Set task: Without the images, write out all of the following entries exactly.
Data supplied start
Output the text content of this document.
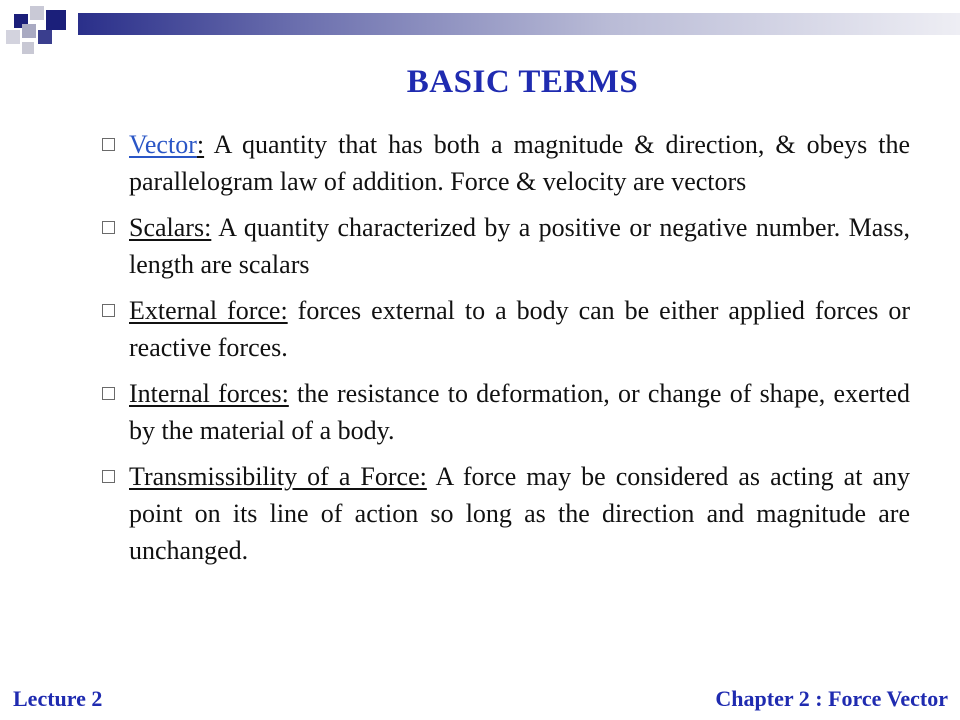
BASIC TERMS
Vector: A quantity that has both a magnitude & direction, & obeys the parallelogram law of addition. Force & velocity are vectors
Scalars: A quantity characterized by a positive or negative number. Mass, length are scalars
External force: forces external to a body can be either applied forces or reactive forces.
Internal forces: the resistance to deformation, or change of shape, exerted by the material of a body.
Transmissibility of a Force: A force may be considered as acting at any point on its line of action so long as the direction and magnitude are unchanged.
Lecture 2	Chapter 2 : Force Vector
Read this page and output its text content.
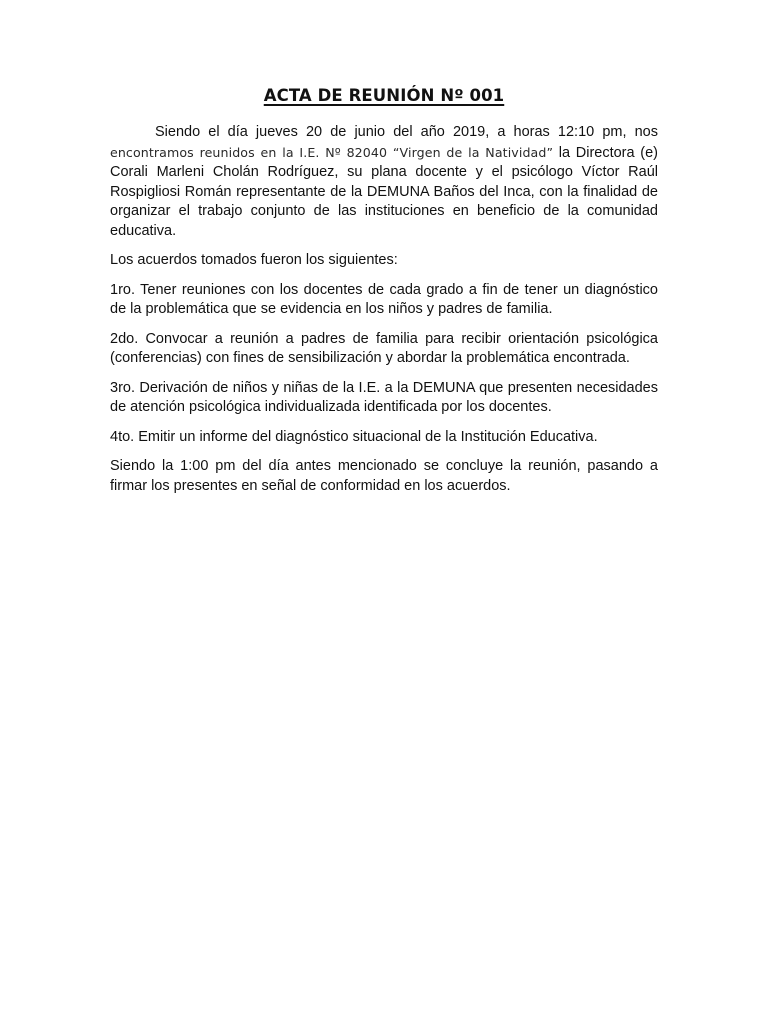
ACTA DE REUNIÓN Nº 001

Siendo el día jueves 20 de junio del año 2019, a horas 12:10 pm, nos encontramos reunidos en la I.E. Nº 82040 “Virgen de la Natividad” la Directora (e) Corali Marleni Cholán Rodríguez, su plana docente y el psicólogo Víctor Raúl Rospigliosi Román representante de la DEMUNA Baños del Inca, con la finalidad de organizar el trabajo conjunto de las instituciones en beneficio de la comunidad educativa.

Los acuerdos tomados fueron los siguientes:

1ro. Tener reuniones con los docentes de cada grado a fin de tener un diagnóstico de la problemática que se evidencia en los niños y padres de familia.

2do. Convocar a reunión a padres de familia para recibir orientación psicológica (conferencias) con fines de sensibilización y abordar la problemática encontrada.

3ro. Derivación de niños y niñas de la I.E. a la DEMUNA que presenten necesidades de atención psicológica individualizada identificada por los docentes.

4to. Emitir un informe del diagnóstico situacional de la Institución Educativa.

Siendo la 1:00 pm del día antes mencionado se concluye la reunión, pasando a firmar los presentes en señal de conformidad en los acuerdos.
Data supplied end
Correct output:
Output the text content of this document.
BASIC TERMS
Vector: A quantity that has both a magnitude & direction, & obeys the parallelogram law of addition. Force & velocity are vectors
Scalars: A quantity characterized by a positive or negative number. Mass, length are scalars
External force: forces external to a body can be either applied forces or reactive forces.
Internal forces: the resistance to deformation, or change of shape, exerted by the material of a body.
Transmissibility of a Force: A force may be considered as acting at any point on its line of action so long as the direction and magnitude are unchanged.
Lecture 2	Chapter 2 : Force Vector
Read this page and output its text content.
ACTA DE REUNIÓN Nº 001

Siendo el día jueves 20 de junio del año 2019, a horas 12:10 pm, nos encontramos reunidos en la I.E. Nº 82040 “Virgen de la Natividad” la Directora (e) Corali Marleni Cholán Rodríguez, su plana docente y el psicólogo Víctor Raúl Rospigliosi Román representante de la DEMUNA Baños del Inca, con la finalidad de organizar el trabajo conjunto de las instituciones en beneficio de la comunidad educativa.

Los acuerdos tomados fueron los siguientes:

1ro. Tener reuniones con los docentes de cada grado a fin de tener un diagnóstico de la problemática que se evidencia en los niños y padres de familia.

2do. Convocar a reunión a padres de familia para recibir orientación psicológica (conferencias) con fines de sensibilización y abordar la problemática encontrada.

3ro. Derivación de niños y niñas de la I.E. a la DEMUNA que presenten necesidades de atención psicológica individualizada identificada por los docentes.

4to. Emitir un informe del diagnóstico situacional de la Institución Educativa.

Siendo la 1:00 pm del día antes mencionado se concluye la reunión, pasando a firmar los presentes en señal de conformidad en los acuerdos.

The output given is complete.